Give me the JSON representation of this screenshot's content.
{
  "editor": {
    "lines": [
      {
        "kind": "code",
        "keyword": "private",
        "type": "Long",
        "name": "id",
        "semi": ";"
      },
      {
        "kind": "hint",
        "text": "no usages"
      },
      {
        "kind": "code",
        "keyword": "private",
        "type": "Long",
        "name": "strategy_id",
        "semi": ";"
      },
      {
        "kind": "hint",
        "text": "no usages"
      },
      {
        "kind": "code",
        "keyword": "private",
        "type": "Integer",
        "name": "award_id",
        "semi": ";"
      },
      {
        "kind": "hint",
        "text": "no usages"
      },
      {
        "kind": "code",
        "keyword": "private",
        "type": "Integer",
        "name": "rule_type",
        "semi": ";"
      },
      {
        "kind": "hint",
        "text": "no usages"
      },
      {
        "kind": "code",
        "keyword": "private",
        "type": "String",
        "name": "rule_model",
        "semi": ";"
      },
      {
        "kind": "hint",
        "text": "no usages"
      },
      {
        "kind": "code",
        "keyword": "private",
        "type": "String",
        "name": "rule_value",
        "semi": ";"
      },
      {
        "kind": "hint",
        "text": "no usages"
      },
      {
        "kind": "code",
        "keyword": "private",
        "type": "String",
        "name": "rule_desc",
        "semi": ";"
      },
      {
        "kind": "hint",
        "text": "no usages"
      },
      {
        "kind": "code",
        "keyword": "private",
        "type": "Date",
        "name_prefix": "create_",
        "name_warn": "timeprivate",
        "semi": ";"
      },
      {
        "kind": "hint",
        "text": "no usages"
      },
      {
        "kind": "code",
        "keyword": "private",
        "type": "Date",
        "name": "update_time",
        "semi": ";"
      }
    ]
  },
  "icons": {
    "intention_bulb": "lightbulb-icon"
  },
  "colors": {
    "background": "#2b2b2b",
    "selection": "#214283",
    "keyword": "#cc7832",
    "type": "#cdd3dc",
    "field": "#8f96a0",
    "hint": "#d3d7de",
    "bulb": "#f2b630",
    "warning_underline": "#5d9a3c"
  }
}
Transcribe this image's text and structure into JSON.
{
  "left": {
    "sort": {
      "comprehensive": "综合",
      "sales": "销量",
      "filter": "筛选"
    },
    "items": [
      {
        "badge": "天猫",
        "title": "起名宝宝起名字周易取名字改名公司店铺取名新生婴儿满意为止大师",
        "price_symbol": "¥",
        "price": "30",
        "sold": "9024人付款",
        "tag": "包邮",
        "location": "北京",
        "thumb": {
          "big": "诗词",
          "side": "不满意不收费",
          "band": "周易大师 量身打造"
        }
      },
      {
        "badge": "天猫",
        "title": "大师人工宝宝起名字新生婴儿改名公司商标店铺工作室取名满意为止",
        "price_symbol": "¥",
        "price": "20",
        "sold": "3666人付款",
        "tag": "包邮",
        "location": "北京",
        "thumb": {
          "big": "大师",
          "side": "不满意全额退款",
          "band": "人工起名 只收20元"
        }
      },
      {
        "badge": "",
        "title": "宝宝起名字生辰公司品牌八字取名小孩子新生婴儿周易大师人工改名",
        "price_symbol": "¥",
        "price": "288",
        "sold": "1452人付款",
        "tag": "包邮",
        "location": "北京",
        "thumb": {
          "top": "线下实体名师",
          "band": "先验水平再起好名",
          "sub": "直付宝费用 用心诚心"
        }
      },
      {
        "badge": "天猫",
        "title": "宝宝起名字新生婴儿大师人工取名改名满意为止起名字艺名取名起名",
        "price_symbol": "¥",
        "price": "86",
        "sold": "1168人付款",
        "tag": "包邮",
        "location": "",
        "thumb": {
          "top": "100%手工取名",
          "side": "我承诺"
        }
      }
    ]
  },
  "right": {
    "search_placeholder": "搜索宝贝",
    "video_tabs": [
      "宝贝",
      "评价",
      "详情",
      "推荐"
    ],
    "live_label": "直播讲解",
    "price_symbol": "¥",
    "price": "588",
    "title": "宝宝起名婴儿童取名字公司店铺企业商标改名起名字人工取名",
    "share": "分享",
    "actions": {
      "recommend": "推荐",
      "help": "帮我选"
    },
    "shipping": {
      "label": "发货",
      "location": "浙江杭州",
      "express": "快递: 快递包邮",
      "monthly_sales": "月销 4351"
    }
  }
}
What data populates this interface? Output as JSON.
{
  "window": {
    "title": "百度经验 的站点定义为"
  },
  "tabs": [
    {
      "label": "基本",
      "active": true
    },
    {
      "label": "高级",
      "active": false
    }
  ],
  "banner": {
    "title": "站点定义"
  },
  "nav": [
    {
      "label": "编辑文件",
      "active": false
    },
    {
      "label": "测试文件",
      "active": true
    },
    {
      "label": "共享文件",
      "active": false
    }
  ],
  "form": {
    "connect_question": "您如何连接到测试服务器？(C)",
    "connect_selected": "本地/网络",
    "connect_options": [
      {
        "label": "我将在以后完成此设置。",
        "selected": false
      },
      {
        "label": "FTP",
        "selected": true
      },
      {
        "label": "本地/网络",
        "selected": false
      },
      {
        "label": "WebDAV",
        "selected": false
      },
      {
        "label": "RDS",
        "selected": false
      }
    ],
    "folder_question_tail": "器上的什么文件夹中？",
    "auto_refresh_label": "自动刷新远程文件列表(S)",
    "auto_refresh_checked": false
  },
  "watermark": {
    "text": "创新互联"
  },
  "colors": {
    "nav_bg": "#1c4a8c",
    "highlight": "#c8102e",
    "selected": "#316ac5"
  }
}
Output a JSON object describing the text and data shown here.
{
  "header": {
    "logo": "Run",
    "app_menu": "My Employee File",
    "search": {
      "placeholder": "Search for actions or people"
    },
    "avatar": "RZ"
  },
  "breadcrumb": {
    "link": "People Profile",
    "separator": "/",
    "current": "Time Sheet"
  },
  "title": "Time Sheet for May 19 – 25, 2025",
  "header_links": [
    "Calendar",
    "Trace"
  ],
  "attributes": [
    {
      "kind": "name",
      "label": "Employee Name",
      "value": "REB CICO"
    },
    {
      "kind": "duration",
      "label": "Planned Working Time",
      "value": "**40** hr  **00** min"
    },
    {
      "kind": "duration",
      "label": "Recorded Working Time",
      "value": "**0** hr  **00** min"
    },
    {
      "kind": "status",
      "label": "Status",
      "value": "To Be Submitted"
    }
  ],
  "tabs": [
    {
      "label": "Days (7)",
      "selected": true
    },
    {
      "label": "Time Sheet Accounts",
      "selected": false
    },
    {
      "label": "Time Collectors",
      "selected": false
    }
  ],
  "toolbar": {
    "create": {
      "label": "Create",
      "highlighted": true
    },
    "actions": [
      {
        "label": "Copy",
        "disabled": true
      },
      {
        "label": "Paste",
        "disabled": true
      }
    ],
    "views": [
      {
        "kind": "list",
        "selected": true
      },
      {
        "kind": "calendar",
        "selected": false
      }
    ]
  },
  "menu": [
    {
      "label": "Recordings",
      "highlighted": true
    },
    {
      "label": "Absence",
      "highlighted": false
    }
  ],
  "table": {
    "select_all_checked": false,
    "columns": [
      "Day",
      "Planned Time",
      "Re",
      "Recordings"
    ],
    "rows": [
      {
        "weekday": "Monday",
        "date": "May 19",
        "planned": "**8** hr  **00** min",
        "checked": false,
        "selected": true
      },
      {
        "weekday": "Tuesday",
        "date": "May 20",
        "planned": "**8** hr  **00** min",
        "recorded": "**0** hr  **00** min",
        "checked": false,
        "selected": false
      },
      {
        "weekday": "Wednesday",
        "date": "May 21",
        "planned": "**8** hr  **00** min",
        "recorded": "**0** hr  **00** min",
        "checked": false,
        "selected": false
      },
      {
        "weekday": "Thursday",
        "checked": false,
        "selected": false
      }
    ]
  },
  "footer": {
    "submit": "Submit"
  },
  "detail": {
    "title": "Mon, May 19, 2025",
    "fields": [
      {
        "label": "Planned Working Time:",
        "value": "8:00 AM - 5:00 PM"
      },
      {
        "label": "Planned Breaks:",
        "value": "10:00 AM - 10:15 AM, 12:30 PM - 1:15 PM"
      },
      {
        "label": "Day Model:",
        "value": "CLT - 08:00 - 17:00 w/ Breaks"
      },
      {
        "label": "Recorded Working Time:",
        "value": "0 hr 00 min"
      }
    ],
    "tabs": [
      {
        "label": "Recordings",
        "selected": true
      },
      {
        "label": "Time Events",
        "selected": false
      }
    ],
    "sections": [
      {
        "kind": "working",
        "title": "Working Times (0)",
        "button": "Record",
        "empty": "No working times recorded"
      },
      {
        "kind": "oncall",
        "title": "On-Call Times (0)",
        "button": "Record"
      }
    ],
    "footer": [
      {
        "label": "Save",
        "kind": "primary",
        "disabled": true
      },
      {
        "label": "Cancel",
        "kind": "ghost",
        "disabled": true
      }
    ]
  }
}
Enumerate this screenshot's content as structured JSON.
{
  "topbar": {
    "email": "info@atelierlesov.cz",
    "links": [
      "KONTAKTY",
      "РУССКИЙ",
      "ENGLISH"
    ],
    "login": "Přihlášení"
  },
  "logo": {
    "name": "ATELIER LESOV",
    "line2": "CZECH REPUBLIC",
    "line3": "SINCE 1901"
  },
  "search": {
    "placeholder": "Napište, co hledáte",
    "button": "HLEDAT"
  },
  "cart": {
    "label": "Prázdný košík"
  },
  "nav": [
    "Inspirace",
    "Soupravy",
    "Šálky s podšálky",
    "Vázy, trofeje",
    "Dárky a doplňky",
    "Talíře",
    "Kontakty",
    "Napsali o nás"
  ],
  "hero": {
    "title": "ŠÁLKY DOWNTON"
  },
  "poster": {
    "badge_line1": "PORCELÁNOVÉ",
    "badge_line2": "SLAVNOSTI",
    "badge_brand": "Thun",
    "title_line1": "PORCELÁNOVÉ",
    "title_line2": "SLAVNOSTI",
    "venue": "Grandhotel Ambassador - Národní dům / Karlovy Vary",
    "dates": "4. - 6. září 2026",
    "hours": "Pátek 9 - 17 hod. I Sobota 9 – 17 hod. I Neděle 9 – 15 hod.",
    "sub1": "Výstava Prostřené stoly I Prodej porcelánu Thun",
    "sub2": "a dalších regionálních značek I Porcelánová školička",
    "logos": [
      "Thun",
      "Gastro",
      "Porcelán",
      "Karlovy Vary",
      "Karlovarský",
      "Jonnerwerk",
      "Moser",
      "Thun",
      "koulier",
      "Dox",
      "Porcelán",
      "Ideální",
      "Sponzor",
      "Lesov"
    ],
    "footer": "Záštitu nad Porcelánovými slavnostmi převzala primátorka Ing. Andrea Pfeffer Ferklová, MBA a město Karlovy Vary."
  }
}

> **Task statement**: Show every line from the listing above in which the string "band" appears.

> **Worked solution**:
          "band": "周易大师 量身打造"
          "band": "人工起名 只收20元"
          "band": "先验水平再起好名",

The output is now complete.